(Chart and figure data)

┄┄┄┄┄┄┄┄┄┄

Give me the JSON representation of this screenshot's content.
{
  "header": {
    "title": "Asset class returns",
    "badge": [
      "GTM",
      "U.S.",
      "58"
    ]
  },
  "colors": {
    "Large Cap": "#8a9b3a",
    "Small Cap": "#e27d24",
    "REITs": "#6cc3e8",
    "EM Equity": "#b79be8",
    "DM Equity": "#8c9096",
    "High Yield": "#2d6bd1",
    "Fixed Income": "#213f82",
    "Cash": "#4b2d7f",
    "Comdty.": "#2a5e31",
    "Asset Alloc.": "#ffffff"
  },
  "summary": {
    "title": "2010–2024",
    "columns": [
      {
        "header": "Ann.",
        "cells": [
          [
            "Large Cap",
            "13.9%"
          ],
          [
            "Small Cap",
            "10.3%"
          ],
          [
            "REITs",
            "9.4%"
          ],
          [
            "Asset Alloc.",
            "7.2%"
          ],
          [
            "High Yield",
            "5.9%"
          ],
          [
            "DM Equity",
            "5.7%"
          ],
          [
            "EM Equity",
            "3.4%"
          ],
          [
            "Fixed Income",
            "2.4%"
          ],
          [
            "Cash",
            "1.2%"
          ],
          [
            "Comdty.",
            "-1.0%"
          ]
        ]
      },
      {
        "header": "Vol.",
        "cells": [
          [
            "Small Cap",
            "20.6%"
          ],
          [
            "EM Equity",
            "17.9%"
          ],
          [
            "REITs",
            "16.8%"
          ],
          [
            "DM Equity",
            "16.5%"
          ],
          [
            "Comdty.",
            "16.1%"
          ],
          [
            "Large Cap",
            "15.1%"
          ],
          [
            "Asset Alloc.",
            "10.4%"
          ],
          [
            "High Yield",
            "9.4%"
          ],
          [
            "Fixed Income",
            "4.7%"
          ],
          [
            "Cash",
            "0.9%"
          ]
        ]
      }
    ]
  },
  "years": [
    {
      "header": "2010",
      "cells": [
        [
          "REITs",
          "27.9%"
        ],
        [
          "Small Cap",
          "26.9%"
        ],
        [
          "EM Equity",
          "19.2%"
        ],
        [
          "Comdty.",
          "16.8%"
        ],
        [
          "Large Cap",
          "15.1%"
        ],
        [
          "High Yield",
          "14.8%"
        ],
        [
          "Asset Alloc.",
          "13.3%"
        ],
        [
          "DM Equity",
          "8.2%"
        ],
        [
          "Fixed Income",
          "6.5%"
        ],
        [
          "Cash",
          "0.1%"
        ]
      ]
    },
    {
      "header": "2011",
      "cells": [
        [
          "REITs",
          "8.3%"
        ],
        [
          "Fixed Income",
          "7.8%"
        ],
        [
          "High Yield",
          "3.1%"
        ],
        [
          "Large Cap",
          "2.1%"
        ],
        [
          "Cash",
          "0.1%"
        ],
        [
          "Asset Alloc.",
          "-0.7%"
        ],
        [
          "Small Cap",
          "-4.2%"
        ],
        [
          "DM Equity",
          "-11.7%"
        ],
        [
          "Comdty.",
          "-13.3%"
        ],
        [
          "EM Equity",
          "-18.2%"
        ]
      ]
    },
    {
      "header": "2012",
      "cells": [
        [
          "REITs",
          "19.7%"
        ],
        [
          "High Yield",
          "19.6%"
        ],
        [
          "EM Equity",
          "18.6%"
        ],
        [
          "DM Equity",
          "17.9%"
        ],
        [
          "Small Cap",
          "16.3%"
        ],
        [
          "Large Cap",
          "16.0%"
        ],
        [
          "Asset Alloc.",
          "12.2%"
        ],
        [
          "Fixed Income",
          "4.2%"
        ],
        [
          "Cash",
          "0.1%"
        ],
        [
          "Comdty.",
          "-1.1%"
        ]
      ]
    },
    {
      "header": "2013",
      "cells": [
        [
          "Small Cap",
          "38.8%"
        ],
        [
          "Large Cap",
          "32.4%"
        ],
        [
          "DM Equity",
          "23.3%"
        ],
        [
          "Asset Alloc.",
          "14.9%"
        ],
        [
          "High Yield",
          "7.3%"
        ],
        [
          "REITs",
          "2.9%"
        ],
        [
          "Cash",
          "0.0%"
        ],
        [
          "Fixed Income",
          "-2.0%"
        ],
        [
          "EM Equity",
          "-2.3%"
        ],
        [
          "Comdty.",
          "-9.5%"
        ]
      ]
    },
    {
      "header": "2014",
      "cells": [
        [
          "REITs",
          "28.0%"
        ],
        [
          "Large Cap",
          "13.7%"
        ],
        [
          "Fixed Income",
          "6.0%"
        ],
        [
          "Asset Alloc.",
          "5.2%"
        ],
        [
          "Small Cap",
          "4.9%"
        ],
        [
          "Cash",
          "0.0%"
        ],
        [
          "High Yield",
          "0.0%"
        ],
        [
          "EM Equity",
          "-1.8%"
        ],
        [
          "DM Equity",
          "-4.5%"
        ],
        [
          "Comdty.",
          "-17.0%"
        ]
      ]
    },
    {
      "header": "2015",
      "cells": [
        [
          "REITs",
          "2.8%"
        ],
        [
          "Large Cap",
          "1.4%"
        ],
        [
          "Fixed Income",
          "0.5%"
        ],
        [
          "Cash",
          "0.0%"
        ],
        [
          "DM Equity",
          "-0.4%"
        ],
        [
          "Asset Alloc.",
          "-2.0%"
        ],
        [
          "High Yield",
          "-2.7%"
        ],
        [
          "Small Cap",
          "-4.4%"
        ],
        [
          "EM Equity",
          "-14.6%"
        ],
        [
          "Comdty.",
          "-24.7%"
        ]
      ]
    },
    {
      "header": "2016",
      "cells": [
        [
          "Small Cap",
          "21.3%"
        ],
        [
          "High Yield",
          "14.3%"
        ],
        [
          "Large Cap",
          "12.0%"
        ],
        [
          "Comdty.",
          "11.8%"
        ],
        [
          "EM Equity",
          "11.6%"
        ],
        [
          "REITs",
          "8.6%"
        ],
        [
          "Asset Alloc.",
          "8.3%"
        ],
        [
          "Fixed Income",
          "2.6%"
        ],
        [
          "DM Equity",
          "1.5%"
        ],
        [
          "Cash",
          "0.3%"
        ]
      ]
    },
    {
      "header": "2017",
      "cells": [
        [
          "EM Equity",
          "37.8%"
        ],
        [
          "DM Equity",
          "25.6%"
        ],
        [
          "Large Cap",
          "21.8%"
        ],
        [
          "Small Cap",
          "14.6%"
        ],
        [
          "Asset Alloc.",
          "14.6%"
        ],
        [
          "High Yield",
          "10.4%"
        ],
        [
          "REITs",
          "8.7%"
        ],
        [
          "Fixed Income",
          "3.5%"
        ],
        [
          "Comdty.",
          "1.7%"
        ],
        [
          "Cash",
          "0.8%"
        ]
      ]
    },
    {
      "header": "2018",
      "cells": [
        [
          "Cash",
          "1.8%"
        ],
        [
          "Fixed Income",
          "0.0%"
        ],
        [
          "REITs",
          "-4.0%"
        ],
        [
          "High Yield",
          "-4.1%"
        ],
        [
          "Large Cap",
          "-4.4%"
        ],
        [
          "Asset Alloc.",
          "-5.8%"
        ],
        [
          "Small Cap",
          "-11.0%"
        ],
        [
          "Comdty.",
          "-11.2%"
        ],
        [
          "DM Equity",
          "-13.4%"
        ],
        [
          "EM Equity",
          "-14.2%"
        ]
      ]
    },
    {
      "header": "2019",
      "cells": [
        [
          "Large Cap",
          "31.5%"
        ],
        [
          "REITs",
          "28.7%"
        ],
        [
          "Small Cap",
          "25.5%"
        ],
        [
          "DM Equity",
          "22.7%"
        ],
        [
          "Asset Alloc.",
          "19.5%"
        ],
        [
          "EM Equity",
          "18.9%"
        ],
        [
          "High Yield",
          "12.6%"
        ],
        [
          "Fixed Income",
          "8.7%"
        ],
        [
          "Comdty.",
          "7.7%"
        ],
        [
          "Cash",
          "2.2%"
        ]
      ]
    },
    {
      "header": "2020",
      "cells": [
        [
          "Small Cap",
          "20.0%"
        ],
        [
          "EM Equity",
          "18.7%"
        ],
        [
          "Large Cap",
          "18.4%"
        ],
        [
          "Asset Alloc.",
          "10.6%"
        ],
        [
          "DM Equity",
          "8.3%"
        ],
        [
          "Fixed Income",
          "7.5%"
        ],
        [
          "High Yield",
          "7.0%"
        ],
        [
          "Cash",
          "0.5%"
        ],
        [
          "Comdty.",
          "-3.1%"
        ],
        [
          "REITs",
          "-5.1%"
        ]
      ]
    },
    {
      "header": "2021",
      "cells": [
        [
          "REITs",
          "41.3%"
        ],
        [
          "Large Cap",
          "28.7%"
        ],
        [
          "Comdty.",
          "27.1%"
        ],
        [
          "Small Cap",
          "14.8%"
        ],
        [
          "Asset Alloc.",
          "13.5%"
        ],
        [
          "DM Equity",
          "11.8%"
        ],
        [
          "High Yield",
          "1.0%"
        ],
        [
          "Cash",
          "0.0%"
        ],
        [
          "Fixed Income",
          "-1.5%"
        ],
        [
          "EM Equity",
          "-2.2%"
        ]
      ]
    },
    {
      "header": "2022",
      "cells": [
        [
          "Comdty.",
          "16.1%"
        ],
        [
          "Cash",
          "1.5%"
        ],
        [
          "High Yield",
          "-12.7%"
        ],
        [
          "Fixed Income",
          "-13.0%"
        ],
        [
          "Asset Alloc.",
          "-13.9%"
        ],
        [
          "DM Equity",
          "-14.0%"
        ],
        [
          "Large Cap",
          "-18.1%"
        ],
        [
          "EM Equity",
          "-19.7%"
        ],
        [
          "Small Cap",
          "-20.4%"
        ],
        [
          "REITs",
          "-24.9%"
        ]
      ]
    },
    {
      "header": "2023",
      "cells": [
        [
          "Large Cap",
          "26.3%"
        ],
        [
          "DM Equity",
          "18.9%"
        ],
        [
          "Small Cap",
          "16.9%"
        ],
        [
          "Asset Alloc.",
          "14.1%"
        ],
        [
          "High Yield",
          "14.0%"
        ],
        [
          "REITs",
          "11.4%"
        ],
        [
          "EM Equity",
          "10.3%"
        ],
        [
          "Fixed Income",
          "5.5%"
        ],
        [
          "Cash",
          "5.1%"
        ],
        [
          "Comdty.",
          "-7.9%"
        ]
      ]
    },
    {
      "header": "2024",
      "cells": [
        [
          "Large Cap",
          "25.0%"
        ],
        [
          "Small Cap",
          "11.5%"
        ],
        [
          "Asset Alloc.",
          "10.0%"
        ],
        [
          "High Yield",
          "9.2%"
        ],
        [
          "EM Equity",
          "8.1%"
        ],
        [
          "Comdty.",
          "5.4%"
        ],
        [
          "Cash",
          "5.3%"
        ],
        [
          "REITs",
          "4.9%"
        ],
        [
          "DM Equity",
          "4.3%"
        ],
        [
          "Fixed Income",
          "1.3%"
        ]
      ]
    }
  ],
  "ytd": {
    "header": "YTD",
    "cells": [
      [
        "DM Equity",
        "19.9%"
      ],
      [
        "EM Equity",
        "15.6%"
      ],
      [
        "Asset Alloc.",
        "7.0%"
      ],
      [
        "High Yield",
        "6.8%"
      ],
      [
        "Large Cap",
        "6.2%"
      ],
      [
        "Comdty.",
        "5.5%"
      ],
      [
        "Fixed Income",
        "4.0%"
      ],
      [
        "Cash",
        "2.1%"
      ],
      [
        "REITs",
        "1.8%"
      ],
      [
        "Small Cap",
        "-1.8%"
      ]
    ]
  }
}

┄┄┄┄┄┄┄┄┄┄

● **Stated goal**: Each line that contains the string "title" counts once; say how many there are and nothing else.

● **Result of this task**: 2